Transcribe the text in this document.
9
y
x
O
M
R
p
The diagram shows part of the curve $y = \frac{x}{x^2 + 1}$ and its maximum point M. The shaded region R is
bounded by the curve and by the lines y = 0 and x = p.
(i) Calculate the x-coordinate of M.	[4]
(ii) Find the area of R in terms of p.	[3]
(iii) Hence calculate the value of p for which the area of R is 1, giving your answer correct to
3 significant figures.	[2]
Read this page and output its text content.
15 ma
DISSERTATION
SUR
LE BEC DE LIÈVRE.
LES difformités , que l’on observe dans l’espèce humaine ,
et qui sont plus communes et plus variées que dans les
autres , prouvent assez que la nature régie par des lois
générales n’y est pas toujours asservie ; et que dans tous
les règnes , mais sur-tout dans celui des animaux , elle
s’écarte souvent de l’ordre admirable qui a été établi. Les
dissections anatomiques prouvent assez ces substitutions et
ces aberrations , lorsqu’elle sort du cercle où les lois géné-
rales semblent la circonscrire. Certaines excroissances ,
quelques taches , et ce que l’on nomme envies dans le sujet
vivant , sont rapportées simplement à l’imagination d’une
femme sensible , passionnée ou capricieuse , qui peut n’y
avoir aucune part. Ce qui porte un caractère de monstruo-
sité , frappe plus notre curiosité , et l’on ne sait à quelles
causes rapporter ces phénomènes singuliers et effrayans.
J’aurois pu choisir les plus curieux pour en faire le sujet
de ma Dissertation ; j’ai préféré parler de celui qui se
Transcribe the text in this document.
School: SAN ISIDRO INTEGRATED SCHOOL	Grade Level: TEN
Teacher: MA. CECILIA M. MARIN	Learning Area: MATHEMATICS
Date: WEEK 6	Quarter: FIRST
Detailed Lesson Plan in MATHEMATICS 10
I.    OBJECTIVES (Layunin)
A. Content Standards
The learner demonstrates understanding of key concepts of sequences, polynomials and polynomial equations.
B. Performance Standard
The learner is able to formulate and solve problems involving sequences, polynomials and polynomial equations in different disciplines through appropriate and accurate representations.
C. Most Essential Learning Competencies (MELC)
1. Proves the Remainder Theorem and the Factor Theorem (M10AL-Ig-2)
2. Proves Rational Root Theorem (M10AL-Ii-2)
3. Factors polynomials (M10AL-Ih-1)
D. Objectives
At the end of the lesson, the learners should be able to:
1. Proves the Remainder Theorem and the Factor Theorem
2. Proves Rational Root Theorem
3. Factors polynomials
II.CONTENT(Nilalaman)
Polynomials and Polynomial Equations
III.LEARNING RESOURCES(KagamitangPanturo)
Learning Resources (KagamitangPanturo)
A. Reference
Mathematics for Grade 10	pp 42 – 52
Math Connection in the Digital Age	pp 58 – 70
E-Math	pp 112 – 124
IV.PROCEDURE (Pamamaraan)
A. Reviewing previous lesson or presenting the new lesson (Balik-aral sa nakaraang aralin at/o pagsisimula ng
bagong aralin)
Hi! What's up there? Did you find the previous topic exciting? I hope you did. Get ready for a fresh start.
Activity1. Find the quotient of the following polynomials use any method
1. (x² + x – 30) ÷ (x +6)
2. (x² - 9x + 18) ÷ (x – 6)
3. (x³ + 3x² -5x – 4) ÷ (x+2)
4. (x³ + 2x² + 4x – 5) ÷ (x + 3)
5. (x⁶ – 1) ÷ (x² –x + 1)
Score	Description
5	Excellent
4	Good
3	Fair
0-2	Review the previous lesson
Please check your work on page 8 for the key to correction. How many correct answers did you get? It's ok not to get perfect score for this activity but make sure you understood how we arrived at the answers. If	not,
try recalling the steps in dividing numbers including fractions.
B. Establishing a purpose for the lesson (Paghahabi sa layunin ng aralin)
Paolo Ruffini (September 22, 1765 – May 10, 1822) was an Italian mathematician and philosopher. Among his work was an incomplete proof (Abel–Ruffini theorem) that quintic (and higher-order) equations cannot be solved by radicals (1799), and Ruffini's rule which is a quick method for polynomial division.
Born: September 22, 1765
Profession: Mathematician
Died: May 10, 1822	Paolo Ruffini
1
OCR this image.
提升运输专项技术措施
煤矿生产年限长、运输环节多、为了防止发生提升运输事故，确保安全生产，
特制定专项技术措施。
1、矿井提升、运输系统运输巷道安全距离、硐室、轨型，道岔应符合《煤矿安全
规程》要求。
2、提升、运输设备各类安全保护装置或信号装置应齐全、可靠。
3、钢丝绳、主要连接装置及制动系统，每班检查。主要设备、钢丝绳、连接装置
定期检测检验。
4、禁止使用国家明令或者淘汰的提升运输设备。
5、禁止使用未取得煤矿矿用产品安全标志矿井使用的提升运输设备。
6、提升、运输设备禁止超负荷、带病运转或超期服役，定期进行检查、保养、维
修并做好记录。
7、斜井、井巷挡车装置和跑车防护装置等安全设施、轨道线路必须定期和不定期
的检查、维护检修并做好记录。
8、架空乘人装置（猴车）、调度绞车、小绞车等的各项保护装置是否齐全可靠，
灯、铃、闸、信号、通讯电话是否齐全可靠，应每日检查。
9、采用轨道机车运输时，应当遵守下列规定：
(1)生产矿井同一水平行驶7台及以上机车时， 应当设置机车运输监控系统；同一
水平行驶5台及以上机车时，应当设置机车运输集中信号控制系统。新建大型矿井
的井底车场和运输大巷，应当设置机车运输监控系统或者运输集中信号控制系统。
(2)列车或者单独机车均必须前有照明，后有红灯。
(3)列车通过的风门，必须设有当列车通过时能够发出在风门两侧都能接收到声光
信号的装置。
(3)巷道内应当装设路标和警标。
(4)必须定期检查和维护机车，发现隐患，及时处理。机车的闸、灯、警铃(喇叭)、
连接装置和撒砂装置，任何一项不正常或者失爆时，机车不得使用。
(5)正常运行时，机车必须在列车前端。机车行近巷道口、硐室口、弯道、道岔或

▶ [SET EXERCISE]:
Which lines include the word "Factors"? List them all.

▶ [THE SOLUTION]:
3. Factors polynomials (M10AL-Ih-1)
3. Factors polynomials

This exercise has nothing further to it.